(Extracted data entries)
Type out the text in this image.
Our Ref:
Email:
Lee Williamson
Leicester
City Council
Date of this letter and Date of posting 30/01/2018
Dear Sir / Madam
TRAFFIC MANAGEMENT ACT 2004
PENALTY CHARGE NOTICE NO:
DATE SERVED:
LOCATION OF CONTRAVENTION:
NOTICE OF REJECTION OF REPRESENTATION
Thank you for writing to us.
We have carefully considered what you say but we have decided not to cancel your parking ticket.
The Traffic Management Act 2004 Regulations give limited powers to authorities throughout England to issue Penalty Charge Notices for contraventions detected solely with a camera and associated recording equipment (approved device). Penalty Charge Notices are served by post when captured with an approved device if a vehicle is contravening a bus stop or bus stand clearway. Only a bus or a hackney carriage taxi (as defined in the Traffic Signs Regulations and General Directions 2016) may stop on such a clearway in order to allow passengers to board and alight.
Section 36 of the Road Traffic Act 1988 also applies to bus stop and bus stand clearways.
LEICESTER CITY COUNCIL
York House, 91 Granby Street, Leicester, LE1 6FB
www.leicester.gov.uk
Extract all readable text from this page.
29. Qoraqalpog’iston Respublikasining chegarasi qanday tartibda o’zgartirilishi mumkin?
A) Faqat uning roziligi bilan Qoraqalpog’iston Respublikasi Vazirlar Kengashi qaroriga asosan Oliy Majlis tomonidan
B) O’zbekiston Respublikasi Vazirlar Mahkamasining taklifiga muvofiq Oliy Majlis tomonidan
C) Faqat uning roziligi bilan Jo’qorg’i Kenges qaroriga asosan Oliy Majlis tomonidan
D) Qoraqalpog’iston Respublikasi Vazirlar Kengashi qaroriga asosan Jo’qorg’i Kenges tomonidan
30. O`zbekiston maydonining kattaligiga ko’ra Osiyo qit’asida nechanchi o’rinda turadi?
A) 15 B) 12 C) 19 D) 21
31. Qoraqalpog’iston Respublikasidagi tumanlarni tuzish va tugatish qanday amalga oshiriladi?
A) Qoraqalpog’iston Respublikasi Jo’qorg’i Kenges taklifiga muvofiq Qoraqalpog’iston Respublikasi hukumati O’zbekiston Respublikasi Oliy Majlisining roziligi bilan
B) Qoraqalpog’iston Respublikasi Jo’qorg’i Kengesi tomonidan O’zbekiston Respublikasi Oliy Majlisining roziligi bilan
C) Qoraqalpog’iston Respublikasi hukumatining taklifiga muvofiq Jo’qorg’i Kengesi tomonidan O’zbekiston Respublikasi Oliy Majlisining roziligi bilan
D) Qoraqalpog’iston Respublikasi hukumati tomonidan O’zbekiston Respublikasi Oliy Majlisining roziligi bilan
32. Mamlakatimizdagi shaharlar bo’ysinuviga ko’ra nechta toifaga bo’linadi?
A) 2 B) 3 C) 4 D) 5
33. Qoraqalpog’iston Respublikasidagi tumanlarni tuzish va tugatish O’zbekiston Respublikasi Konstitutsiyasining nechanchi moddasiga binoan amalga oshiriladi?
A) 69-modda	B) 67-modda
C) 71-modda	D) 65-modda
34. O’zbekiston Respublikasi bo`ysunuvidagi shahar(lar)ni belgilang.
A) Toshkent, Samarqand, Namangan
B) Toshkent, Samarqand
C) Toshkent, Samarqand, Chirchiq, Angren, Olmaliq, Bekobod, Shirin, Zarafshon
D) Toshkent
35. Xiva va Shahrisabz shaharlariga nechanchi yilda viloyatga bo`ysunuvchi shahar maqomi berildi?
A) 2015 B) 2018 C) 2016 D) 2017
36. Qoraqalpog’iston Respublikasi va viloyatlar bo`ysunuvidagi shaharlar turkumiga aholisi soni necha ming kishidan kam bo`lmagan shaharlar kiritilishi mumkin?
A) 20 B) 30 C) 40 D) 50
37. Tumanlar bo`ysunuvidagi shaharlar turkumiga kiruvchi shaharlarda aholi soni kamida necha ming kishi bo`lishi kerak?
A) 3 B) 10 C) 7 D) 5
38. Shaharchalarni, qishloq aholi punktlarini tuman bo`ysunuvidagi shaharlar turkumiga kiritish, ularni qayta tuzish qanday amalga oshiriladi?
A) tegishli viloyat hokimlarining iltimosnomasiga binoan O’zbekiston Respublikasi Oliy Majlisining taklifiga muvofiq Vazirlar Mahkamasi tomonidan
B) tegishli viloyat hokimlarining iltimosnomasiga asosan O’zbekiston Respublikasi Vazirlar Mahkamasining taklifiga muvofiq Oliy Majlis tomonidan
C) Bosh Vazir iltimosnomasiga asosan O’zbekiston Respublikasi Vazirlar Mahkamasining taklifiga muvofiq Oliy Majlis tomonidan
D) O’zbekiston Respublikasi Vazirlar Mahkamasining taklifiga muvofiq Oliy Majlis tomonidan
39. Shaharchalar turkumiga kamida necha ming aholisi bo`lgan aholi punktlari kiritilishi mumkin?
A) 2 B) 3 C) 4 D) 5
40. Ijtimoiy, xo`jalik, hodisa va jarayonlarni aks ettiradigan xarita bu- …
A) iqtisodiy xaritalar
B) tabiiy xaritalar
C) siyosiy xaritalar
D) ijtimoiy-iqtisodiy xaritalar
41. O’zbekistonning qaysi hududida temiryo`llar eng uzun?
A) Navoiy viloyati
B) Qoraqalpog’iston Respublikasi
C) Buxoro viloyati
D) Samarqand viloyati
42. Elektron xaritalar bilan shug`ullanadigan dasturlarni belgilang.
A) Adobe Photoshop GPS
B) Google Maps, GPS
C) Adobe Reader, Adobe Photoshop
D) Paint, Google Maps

§ **WHAT IS REQUIRED**
Across all the entries, count the lines that contain the word "text" and give the number by itself.

§ **OUTPUT FOR THIS TASK**
2